**Given exercise**
Scan each line of the records for the word "底盘结构设计工程师" and extract the ones that have it.

**Data provided**
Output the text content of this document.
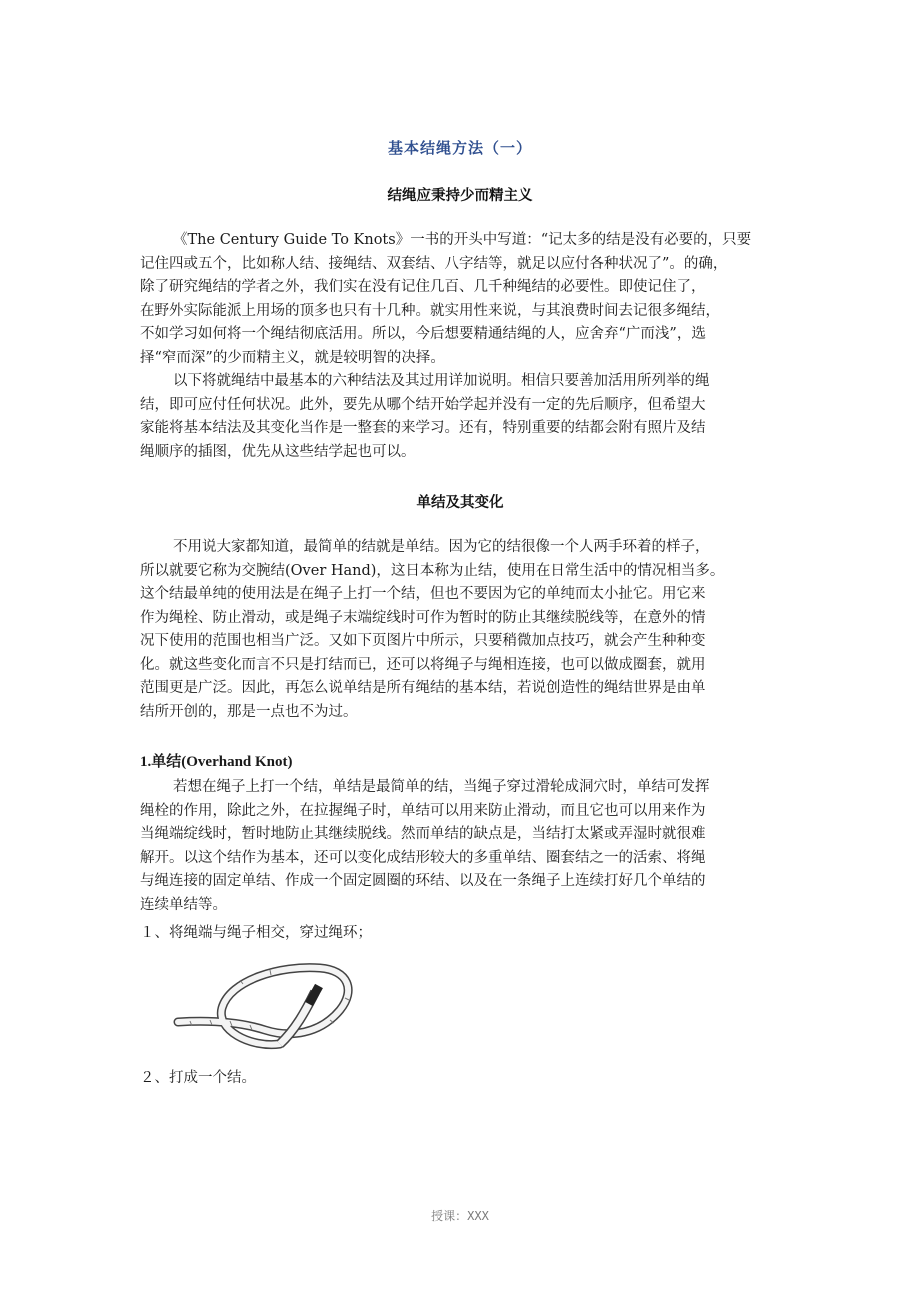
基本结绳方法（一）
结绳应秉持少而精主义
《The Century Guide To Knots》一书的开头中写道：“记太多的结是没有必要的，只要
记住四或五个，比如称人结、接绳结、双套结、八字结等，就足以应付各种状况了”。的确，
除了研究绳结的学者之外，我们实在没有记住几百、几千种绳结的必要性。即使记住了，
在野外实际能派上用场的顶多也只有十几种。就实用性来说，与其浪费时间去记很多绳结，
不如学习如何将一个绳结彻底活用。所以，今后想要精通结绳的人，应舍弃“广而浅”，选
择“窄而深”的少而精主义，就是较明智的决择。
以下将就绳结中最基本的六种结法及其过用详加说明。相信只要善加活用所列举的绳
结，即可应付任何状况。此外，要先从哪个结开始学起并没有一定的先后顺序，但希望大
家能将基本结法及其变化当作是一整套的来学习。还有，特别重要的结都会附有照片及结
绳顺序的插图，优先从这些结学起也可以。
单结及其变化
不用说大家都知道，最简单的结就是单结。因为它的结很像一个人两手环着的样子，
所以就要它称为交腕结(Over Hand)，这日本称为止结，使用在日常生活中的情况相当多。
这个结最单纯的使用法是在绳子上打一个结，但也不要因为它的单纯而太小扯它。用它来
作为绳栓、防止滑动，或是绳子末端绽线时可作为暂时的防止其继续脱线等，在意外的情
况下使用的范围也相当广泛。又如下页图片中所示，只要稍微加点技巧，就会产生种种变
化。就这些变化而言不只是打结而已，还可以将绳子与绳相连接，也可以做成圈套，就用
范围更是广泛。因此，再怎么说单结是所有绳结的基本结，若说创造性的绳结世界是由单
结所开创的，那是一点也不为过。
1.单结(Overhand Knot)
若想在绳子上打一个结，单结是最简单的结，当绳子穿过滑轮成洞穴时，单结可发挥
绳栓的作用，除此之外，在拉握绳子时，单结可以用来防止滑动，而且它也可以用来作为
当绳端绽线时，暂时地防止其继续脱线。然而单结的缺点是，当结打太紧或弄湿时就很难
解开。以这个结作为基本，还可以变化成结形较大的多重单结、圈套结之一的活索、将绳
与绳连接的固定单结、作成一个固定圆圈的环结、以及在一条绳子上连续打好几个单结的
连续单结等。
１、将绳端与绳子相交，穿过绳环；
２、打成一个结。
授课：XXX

...

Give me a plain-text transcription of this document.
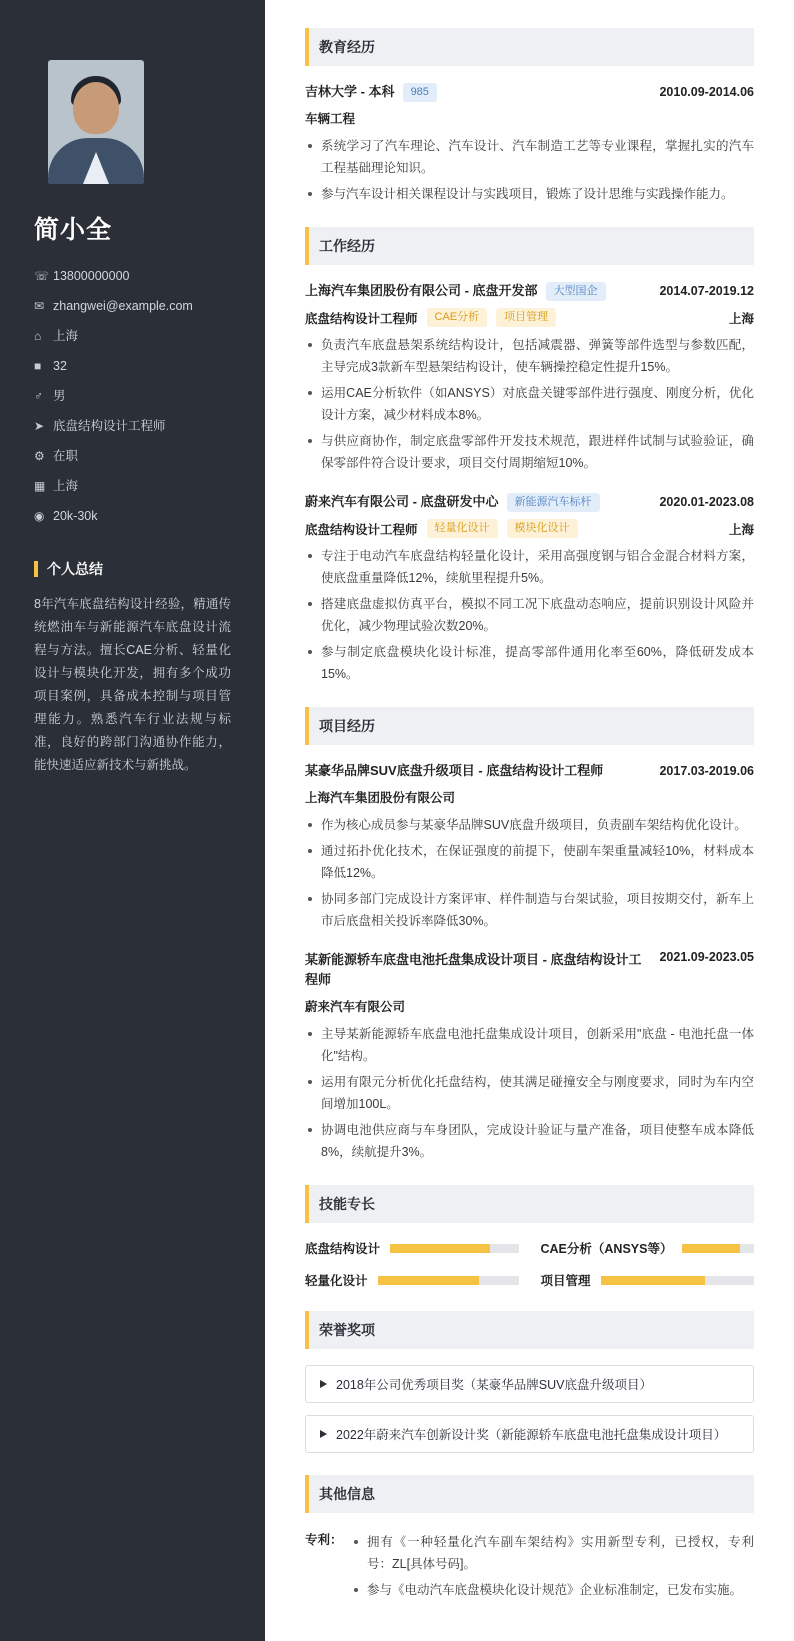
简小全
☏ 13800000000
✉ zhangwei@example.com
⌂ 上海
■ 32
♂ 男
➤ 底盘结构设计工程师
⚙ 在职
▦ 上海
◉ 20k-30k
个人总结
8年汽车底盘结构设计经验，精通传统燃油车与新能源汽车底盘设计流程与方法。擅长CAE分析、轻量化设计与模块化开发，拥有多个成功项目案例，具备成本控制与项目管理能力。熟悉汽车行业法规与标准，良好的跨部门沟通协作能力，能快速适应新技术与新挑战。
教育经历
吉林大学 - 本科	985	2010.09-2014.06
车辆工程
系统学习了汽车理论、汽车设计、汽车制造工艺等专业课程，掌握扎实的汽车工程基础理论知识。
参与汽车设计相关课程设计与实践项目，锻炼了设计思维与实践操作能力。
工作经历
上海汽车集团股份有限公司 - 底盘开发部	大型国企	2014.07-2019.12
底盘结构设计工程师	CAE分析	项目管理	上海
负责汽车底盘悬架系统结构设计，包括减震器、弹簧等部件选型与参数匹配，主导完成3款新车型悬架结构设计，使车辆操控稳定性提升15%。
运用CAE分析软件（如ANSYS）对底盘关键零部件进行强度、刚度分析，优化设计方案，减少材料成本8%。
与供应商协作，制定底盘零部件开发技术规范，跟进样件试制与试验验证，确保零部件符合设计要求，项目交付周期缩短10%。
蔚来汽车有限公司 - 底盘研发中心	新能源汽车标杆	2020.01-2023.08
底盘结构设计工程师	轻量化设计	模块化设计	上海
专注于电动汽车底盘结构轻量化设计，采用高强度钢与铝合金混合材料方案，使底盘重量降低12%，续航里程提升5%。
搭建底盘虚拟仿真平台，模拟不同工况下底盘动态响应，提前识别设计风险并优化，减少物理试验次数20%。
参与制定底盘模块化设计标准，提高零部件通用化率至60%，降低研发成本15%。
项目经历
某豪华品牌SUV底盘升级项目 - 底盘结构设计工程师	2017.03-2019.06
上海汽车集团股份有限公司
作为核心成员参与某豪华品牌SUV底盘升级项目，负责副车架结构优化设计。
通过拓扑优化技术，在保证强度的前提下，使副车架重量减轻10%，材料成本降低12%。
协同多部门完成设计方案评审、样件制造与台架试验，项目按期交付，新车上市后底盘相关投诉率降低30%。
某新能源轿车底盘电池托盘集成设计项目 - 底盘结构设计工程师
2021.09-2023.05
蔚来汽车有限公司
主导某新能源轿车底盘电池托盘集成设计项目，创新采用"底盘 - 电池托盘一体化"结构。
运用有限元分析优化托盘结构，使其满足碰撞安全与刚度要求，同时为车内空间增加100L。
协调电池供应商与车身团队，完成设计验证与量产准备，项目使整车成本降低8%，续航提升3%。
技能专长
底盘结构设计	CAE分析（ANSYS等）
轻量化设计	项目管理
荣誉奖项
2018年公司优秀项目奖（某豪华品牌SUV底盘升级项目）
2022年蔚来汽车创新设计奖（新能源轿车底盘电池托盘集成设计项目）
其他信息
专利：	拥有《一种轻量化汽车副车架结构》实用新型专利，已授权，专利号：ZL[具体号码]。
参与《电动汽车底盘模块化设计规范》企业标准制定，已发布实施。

**The response**
➤ 底盘结构设计工程师
底盘结构设计工程师	CAE分析	项目管理	上海
底盘结构设计工程师	轻量化设计	模块化设计	上海
某豪华品牌SUV底盘升级项目 - 底盘结构设计工程师	2017.03-2019.06
某新能源轿车底盘电池托盘集成设计项目 - 底盘结构设计工程师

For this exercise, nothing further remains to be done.